- _EXCERPTED PASSAGE_:
In her defence, Check had expressed remorse and provided several letters of support from friends and employers.

“You are intelligent, your parents ask for leniency,” JP Newnham said.

JP Whitta said they were two very serious offences, each with a maximum of 10 years’ imprisonment.

“Burglary is an invasion.”

JP Whitta said close to $40,000 of property was taken in both burglaries.  

Just over $2000 in stock still had been unrecovered that had been reported stolen from Fave Designs, and $24,000 in reported stolen stock from South Seas International was still unrecovered.

JP Whitta said the burglaries were highly premeditated.

“You took tools, at Fave Designs you tried to enter three times, at South Sea you took 348 items.

“The businesses have been left hurt; one of the owners has struggled to sleep and pay bills.”

JP Whitta said Check would do well to feel how it would feel if it was done to her.

“You are described as intelligent, reliable and keen to learn; it is difficult to understand your offending.

“We find it difficult to understand why you would think it was cool.”

He said he was not entirely convinced of her remorse.

There had been a starting point of two years’ jail with a 25 per cent discount for a guilty plea and 25 per cent discount for her age.

In considering a non –custodial sentence when left with 12 months, JP Whitta said two years of probation with six months of community service would be the sentence.

Check would be ordered to attend workshops as directed and not to leave the Cook Islands without permission.

She was ordered to pay $10,862 reparation and court costs of $50.

“You have avoided jail by the skin of your teeth; we worked very hard on the sentence,” JP Whitta said.

“You only get one chance; you now have a very serious conviction; it stays with you for the rest of your life.”

- _RECORD EXCERPTS_:
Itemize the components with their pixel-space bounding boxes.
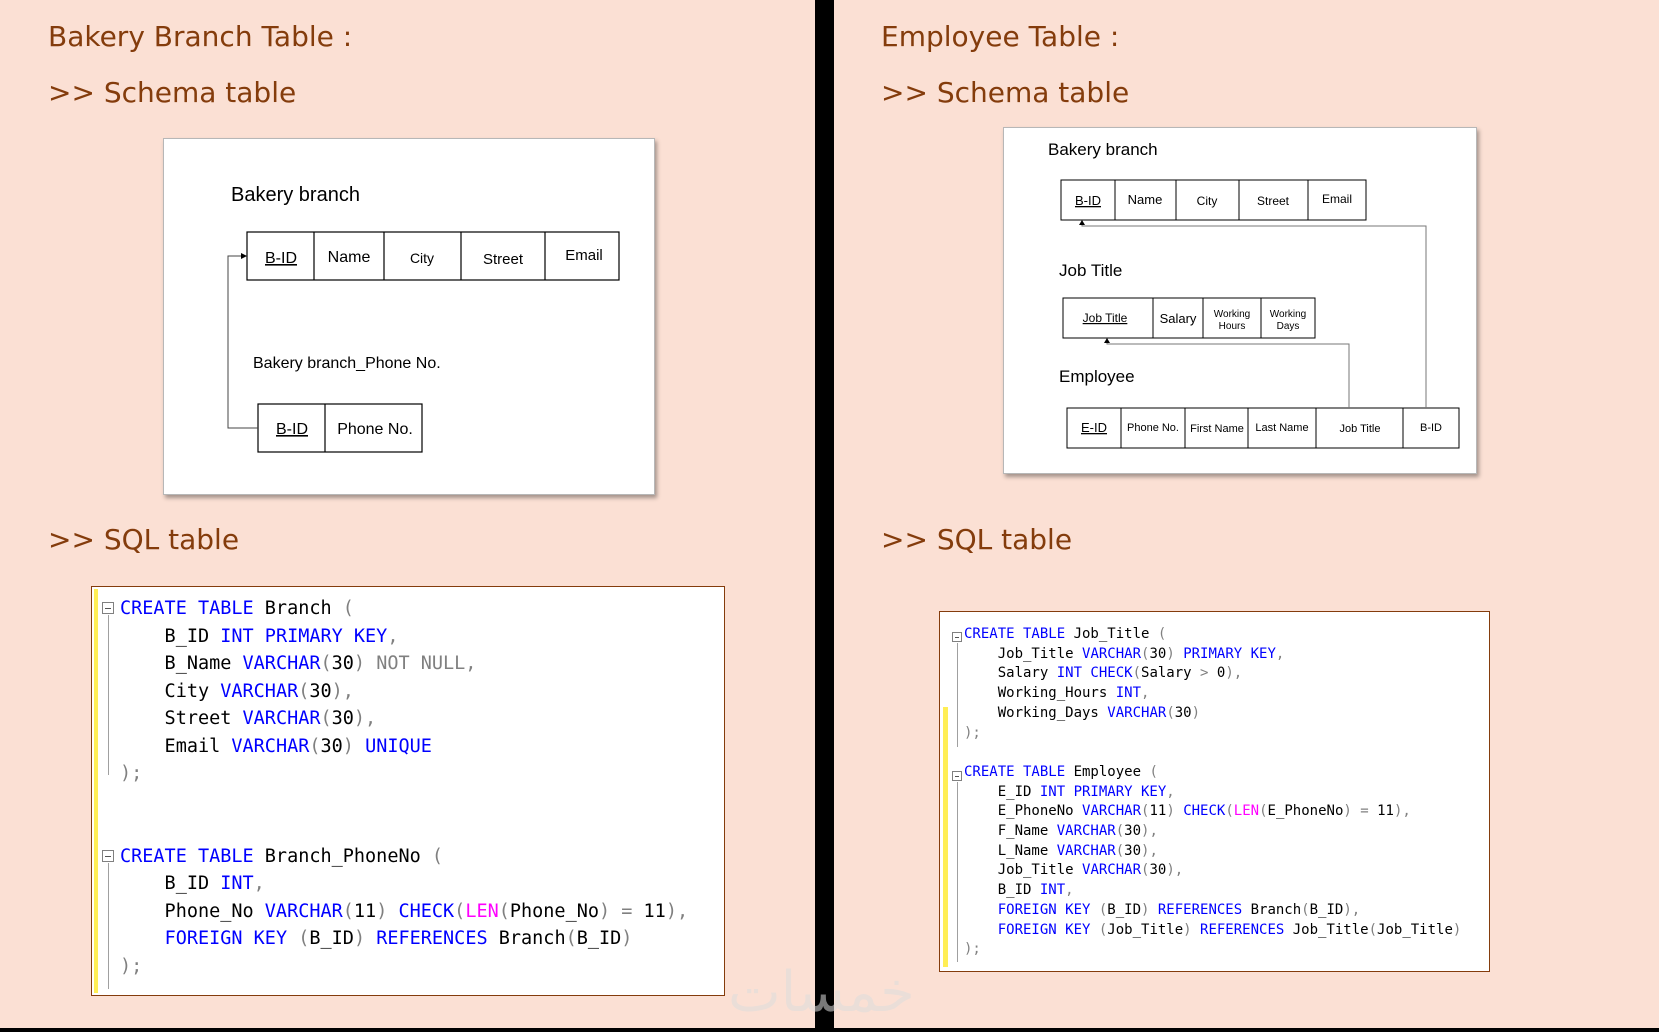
code-line: FOREIGN KEY (B_ID) REFERENCES Branch(B_I…	[164, 928, 633, 949]
right-panel: Employee Table : >> Schema table Bakery …	[834, 0, 1659, 1028]
code-line: Job_Title VARCHAR(30) PRIMARY KEY,	[964, 645, 1285, 662]
code-line: City VARCHAR(30),	[120, 680, 354, 702]
schema-col: Phone No.	[1127, 422, 1179, 434]
schema-col: B-ID	[265, 250, 297, 267]
code-line: Phone_No VARCHAR(11) CHECK(LEN(Phone_No)…	[120, 900, 689, 922]
employee-schema-diagram: Bakery branch B-ID Name City Street Emai…	[1003, 127, 1477, 474]
fk-arrow	[1106, 341, 1350, 408]
code-line: Working_Days VARCHAR(30)	[964, 704, 1201, 721]
left-schema-heading: >> Schema table	[48, 76, 297, 109]
code-line: );	[120, 763, 143, 784]
code-line: Email VARCHAR(30) UNIQUE	[120, 735, 432, 757]
code-line: CREATE TABLE Branch (	[120, 598, 354, 619]
code-line: CREATE TABLE Employee (	[964, 763, 1158, 780]
code-line: FOREIGN KEY (Job_Title) REFERENCES Job_T…	[997, 921, 1462, 938]
left-sql-heading: >> SQL table	[48, 523, 240, 556]
right-title: Employee Table :	[881, 20, 1120, 53]
schema-table1-name: Bakery branch	[1048, 140, 1158, 159]
schema-col: First Name	[1190, 423, 1244, 435]
schema-col: Street	[1257, 194, 1290, 208]
sql-code-text: CREATE TABLE Branch ( B_ID INT PRIMARY K…	[120, 595, 688, 980]
sql-code-text: CREATE TABLE Job_Title ( Job_Title VARCH…	[964, 625, 1461, 960]
schema-col: Salary	[1160, 311, 1197, 326]
schema-col: Name	[328, 249, 371, 266]
code-line: );	[964, 724, 981, 741]
schema-col: City	[410, 250, 434, 266]
right-schema-heading: >> Schema table	[881, 76, 1130, 109]
fk-arrow	[227, 255, 258, 429]
watermark-logo: خمسات	[728, 960, 915, 1025]
schema-col: Email	[565, 247, 603, 264]
schema-col: Job Title	[1340, 423, 1381, 435]
code-line: B_ID INT,	[964, 882, 1074, 899]
right-sql-heading: >> SQL table	[881, 523, 1073, 556]
code-line: E_ID INT PRIMARY KEY,	[964, 783, 1175, 800]
schema-col: Last Name	[1255, 422, 1308, 434]
code-line: B_Name VARCHAR(30) NOT NULL,	[120, 653, 477, 674]
schema-col: Email	[1322, 192, 1352, 206]
schema-col: B-ID	[276, 421, 308, 438]
schema-col: Job Title	[1083, 311, 1128, 325]
left-title: Bakery Branch Table :	[48, 20, 353, 53]
schema-col: Street	[483, 251, 524, 268]
code-line: E_PhoneNo VARCHAR(11) CHECK(LEN(E_PhoneN…	[964, 803, 1411, 820]
schema-col: Working Hours	[1214, 309, 1251, 332]
schema-col: Working Days	[1270, 309, 1307, 332]
code-line: CREATE TABLE Job_Title (	[964, 626, 1167, 642]
employee-sql-code: CREATE TABLE Job_Title ( Job_Title VARCH…	[939, 611, 1490, 972]
code-line: L_Name VARCHAR(30),	[964, 842, 1158, 859]
schema-col: E-ID	[1081, 420, 1107, 435]
code-line: F_Name VARCHAR(30),	[964, 823, 1158, 840]
branch-schema-diagram: Bakery branch B-ID Name City Street Emai…	[163, 138, 655, 495]
schema-table3-name: Employee	[1059, 367, 1135, 386]
code-line: Street VARCHAR(30),	[120, 708, 377, 729]
code-line: );	[964, 941, 981, 958]
schema-col: Phone No.	[337, 421, 413, 438]
code-line: B_ID INT,	[120, 873, 265, 894]
schema-col: B-ID	[1075, 193, 1101, 208]
branch-sql-code: CREATE TABLE Branch ( B_ID INT PRIMARY K…	[91, 586, 725, 996]
code-line: Salary INT CHECK(Salary > 0),	[964, 665, 1243, 682]
code-line: );	[120, 955, 143, 977]
left-panel: Bakery Branch Table : >> Schema table Ba…	[0, 0, 815, 1028]
code-line: CREATE TABLE Branch_PhoneNo (	[120, 845, 444, 867]
schema-table2-name: Job Title	[1059, 261, 1122, 280]
schema-col: City	[1197, 194, 1218, 208]
schema-table1-name: Bakery branch	[231, 184, 360, 206]
schema-col: Name	[1128, 192, 1163, 207]
code-line: B_ID INT PRIMARY KEY,	[120, 625, 399, 647]
code-line: FOREIGN KEY (B_ID) REFERENCES Branch(B_I…	[997, 901, 1361, 918]
schema-col: B-ID	[1420, 422, 1442, 434]
schema-table2-name: Bakery branch_Phone No.	[253, 355, 441, 372]
code-line: Working_Hours INT,	[964, 685, 1150, 702]
code-line: Job_Title VARCHAR(30),	[964, 862, 1184, 879]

- _DIRECTIVE A_: Reproduce the passage of the sentencing report starting with "There had been" and going on through "JP Whitta said.".
- _DIRECTIVE B_: From the records, write out the lines starting with the line that contains "928, 633, 949]" and going on through the line that contains "763, 143, 784]", with both of those lines included.

- _RESPONSE A_:
There had been a starting point of two years’ jail with a 25 per cent discount for a guilty plea and 25 per cent discount for her age.

In considering a non –custodial sentence when left with 12 months, JP Whitta said two years of probation with six months of community service would be the sentence.

Check would be ordered to attend workshops as directed and not to leave the Cook Islands without permission.

She was ordered to pay $10,862 reparation and court costs of $50.

“You have avoided jail by the skin of your teeth; we worked very hard on the sentence,” JP Whitta said.

- _RESPONSE B_:
code-line: FOREIGN KEY (B_ID) REFERENCES Branch(B_I…	[164, 928, 633, 949]
right-panel: Employee Table : >> Schema table Bakery …	[834, 0, 1659, 1028]
code-line: Job_Title VARCHAR(30) PRIMARY KEY,	[964, 645, 1285, 662]
code-line: City VARCHAR(30),	[120, 680, 354, 702]
schema-col: Phone No.	[1127, 422, 1179, 434]
schema-col: B-ID	[265, 250, 297, 267]
code-line: Phone_No VARCHAR(11) CHECK(LEN(Phone_No)…	[120, 900, 689, 922]
employee-schema-diagram: Bakery branch B-ID Name City Street Emai…	[1003, 127, 1477, 474]
fk-arrow	[1106, 341, 1350, 408]
code-line: Working_Days VARCHAR(30)	[964, 704, 1201, 721]
left-schema-heading: >> Schema table	[48, 76, 297, 109]
code-line: );	[120, 763, 143, 784]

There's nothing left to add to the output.